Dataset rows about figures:

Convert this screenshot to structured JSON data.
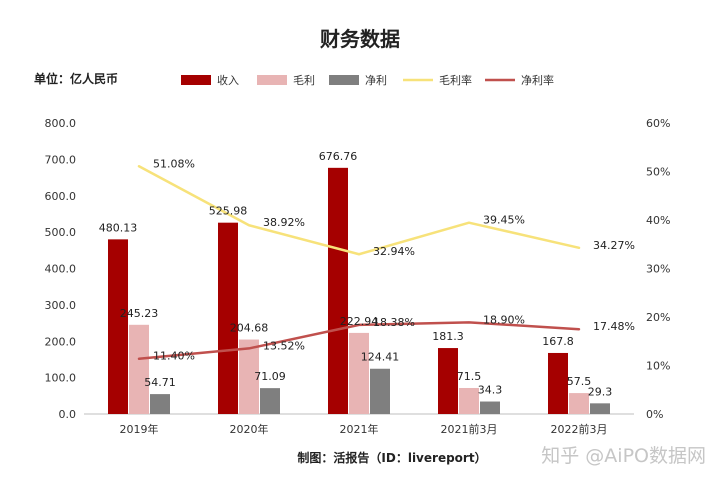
{
  "chart_data": {
    "type": "bar",
    "title": "财务数据",
    "unit_label": "单位：亿人民币",
    "source_label": "制图：活报告（ID：livereport）",
    "watermark": "知乎 @AiPO数据网",
    "categories": [
      "2019年",
      "2020年",
      "2021年",
      "2021前3月",
      "2022前3月"
    ],
    "left_axis": {
      "ylim": [
        0,
        800
      ],
      "ticks": [
        0,
        100,
        200,
        300,
        400,
        500,
        600,
        700,
        800
      ],
      "tick_labels": [
        "0.0",
        "100.0",
        "200.0",
        "300.0",
        "400.0",
        "500.0",
        "600.0",
        "700.0",
        "800.0"
      ]
    },
    "right_axis": {
      "ylim": [
        0,
        60
      ],
      "ticks": [
        0,
        10,
        20,
        30,
        40,
        50,
        60
      ],
      "tick_labels": [
        "0%",
        "10%",
        "20%",
        "30%",
        "40%",
        "50%",
        "60%"
      ]
    },
    "bar_series": [
      {
        "name": "收入",
        "color": "#a50000",
        "values": [
          480.13,
          525.98,
          676.76,
          181.3,
          167.8
        ],
        "labels": [
          "480.13",
          "525.98",
          "676.76",
          "181.3",
          "167.8"
        ]
      },
      {
        "name": "毛利",
        "color": "#e8b4b4",
        "values": [
          245.23,
          204.68,
          222.94,
          71.5,
          57.5
        ],
        "labels": [
          "245.23",
          "204.68",
          "222.94",
          "71.5",
          "57.5"
        ]
      },
      {
        "name": "净利",
        "color": "#7f7f7f",
        "values": [
          54.71,
          71.09,
          124.41,
          34.3,
          29.3
        ],
        "labels": [
          "54.71",
          "71.09",
          "124.41",
          "34.3",
          "29.3"
        ]
      }
    ],
    "line_series": [
      {
        "name": "毛利率",
        "color": "#f7e27a",
        "values": [
          51.08,
          38.92,
          32.94,
          39.45,
          34.27
        ],
        "labels": [
          "51.08%",
          "38.92%",
          "32.94%",
          "39.45%",
          "34.27%"
        ]
      },
      {
        "name": "净利率",
        "color": "#c0504d",
        "values": [
          11.4,
          13.52,
          18.38,
          18.9,
          17.48
        ],
        "labels": [
          "11.40%",
          "13.52%",
          "18.38%",
          "18.90%",
          "17.48%"
        ]
      }
    ],
    "legend_placement": "top",
    "grid": false
  }
}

• _TO DO_:
Please repeat the entries exactly. Do not include the pictures.

• _ANSWER_:
Convert this screenshot to structured JSON data.
{
  "chart_data": {
    "type": "bar",
    "title": "财务数据",
    "unit_label": "单位：亿人民币",
    "source_label": "制图：活报告（ID：livereport）",
    "watermark": "知乎 @AiPO数据网",
    "categories": [
      "2019年",
      "2020年",
      "2021年",
      "2021前3月",
      "2022前3月"
    ],
    "left_axis": {
      "ylim": [
        0,
        800
      ],
      "ticks": [
        0,
        100,
        200,
        300,
        400,
        500,
        600,
        700,
        800
      ],
      "tick_labels": [
        "0.0",
        "100.0",
        "200.0",
        "300.0",
        "400.0",
        "500.0",
        "600.0",
        "700.0",
        "800.0"
      ]
    },
    "right_axis": {
      "ylim": [
        0,
        60
      ],
      "ticks": [
        0,
        10,
        20,
        30,
        40,
        50,
        60
      ],
      "tick_labels": [
        "0%",
        "10%",
        "20%",
        "30%",
        "40%",
        "50%",
        "60%"
      ]
    },
    "bar_series": [
      {
        "name": "收入",
        "color": "#a50000",
        "values": [
          480.13,
          525.98,
          676.76,
          181.3,
          167.8
        ],
        "labels": [
          "480.13",
          "525.98",
          "676.76",
          "181.3",
          "167.8"
        ]
      },
      {
        "name": "毛利",
        "color": "#e8b4b4",
        "values": [
          245.23,
          204.68,
          222.94,
          71.5,
          57.5
        ],
        "labels": [
          "245.23",
          "204.68",
          "222.94",
          "71.5",
          "57.5"
        ]
      },
      {
        "name": "净利",
        "color": "#7f7f7f",
        "values": [
          54.71,
          71.09,
          124.41,
          34.3,
          29.3
        ],
        "labels": [
          "54.71",
          "71.09",
          "124.41",
          "34.3",
          "29.3"
        ]
      }
    ],
    "line_series": [
      {
        "name": "毛利率",
        "color": "#f7e27a",
        "values": [
          51.08,
          38.92,
          32.94,
          39.45,
          34.27
        ],
        "labels": [
          "51.08%",
          "38.92%",
          "32.94%",
          "39.45%",
          "34.27%"
        ]
      },
      {
        "name": "净利率",
        "color": "#c0504d",
        "values": [
          11.4,
          13.52,
          18.38,
          18.9,
          17.48
        ],
        "labels": [
          "11.40%",
          "13.52%",
          "18.38%",
          "18.90%",
          "17.48%"
        ]
      }
    ],
    "legend_placement": "top",
    "grid": false
  }
}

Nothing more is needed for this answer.